Saturday, September 14, 2013

The Defining Role of Hurts

“The swamps and marshes won’t become fresh. They’ll stay salty.
“But the river itself, on both banks, will grow fruit trees of all kinds. Their leaves won’t wither, the fruit won’t fail. Every month they’ll bear fresh fruit because the river from the Sanctuary flows to them. Their fruit will be for food and their leaves for healing.”
— EZEKIEL 47:11-12 (Msg)
As it stands, life produces the circumstances where we will be hurt. There will be times, in a broken world, when we will feel justifiably transgressed. But it isn’t what happens to us that defines us; we know this. It is how we respond, as if we need reminding, which is how we are refined by God toward greater levels of human capacity toward healing.

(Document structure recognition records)

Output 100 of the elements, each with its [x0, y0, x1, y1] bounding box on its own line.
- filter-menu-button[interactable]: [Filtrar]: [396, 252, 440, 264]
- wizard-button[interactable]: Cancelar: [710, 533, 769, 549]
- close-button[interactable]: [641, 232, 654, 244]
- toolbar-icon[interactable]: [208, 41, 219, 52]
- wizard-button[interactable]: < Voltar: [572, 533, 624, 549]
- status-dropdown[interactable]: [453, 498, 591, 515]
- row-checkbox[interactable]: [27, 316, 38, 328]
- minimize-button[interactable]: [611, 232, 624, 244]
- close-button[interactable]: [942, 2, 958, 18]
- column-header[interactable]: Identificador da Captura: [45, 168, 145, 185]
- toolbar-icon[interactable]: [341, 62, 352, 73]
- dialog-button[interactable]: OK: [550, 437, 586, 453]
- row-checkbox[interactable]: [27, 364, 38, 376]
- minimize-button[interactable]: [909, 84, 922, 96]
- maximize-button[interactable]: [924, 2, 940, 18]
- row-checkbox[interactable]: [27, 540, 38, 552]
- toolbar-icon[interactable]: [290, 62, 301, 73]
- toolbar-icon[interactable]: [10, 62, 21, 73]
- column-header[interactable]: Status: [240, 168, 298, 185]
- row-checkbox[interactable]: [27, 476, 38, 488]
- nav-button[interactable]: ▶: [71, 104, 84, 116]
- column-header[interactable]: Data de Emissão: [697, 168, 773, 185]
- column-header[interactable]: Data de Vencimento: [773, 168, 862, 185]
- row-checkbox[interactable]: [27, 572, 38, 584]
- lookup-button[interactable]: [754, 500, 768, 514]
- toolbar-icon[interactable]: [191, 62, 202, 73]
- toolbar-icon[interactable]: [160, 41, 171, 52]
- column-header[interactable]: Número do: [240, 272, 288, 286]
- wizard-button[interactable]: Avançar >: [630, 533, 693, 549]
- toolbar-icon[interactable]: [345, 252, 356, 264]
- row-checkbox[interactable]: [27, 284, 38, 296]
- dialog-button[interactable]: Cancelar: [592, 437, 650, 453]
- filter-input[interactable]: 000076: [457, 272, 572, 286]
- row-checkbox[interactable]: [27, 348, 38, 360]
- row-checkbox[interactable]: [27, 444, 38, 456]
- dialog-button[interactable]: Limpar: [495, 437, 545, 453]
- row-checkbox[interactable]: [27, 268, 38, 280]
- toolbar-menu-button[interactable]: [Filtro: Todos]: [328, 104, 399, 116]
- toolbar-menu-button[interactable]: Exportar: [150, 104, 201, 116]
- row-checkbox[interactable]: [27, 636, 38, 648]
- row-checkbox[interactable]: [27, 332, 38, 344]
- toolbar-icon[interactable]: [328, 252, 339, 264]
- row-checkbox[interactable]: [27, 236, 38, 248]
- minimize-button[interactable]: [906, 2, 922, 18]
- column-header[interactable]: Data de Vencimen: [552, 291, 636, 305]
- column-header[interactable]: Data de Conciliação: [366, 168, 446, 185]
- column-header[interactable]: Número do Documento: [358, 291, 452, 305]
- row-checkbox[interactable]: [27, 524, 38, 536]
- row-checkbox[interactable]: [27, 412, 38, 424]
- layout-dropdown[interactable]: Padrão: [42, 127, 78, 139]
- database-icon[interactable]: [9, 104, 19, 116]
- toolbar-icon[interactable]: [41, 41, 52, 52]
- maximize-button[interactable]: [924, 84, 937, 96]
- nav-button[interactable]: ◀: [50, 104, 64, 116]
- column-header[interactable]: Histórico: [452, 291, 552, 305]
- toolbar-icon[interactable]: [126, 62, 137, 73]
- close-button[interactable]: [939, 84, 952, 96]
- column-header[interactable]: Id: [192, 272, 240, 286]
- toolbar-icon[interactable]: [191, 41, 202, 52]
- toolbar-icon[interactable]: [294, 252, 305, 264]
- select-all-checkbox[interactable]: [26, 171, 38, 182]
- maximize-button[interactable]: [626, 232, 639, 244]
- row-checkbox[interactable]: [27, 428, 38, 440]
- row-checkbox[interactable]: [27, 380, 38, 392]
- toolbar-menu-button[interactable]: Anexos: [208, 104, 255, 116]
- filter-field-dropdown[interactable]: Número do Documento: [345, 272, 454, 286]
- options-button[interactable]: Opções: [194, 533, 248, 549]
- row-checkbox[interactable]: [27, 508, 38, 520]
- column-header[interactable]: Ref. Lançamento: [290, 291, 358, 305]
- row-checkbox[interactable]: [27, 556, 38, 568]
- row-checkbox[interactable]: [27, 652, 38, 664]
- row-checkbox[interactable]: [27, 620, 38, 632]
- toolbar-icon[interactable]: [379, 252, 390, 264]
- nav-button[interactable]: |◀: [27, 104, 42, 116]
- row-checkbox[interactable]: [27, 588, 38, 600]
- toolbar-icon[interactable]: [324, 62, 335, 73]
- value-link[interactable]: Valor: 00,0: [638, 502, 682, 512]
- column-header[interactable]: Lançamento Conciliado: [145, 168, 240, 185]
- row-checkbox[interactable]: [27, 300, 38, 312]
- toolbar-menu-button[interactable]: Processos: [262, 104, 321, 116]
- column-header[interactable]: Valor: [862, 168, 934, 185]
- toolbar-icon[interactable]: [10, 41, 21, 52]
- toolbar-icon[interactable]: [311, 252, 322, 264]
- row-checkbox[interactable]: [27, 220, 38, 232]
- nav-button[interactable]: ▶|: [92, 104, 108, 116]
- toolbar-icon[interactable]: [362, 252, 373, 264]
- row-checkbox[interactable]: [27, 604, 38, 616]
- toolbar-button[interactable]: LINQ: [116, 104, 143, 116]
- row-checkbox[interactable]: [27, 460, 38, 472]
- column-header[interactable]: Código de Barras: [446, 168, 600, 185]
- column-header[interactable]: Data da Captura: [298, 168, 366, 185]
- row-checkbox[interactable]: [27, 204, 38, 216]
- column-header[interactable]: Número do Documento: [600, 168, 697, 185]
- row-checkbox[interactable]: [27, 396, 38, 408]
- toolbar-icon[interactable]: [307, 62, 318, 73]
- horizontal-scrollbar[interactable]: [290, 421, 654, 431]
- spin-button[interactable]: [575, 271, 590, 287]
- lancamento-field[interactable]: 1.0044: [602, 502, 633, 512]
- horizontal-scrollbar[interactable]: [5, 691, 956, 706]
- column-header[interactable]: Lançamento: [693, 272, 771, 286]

*INSTRUCTIONS*:
(A) Rewrite the paragraph beginning "As it stands, life produces" from the devotional on hurts as a short bulleted list that keeps its main points.
(B) Carry on the devotional on hurts from its final sentence.

*WRITTEN ANSWERS*:
(A)
- In a broken world, life produces circumstances in which we will be hurt.
- At times we will feel justifiably transgressed.
- What happens to us does not define us.
- How we respond does, and through that response God refines us toward greater human capacity for healing.

(B)
The vision cast forth in Ezekiel involves a man approaching a river, stepping into it, wading, then fully immersed. The man is being carried forth with the flow of the river, but as he looks to his side he sees evidence of death – tributaries where virgin growth has been stagnated by a corrosive saltiness. There is no life there. But on the banks on the side of the river it is lush and teeming with life.
Likewise, in the midst of our lives, if we get stuck in a salty tributary rather than staying with the flow of the river, we don’t get to enjoy access to the life-giving nourishment on the banks – we get stuck where there is no life.
Hurts evolve into resentments and resentment takes us further into the salty tributary.
The Opportunity at Character Refinement
Hurts are an opportunity at character refinement. There is no other purpose in dealing with a hurt, other than the purpose that the enemy as for it; to dissuade us from good action, to discourage us, and to push us ever closer toward entering one of those salty tributaries.
We need to know that character refinement is the defining role of a hurt.
God would not have us suffer these hurts for any other reason than for the opportunity to learn through the hurt. So when we are hurt, for any reason, there is the ability to see beyond the hurt toward a response that trusts God.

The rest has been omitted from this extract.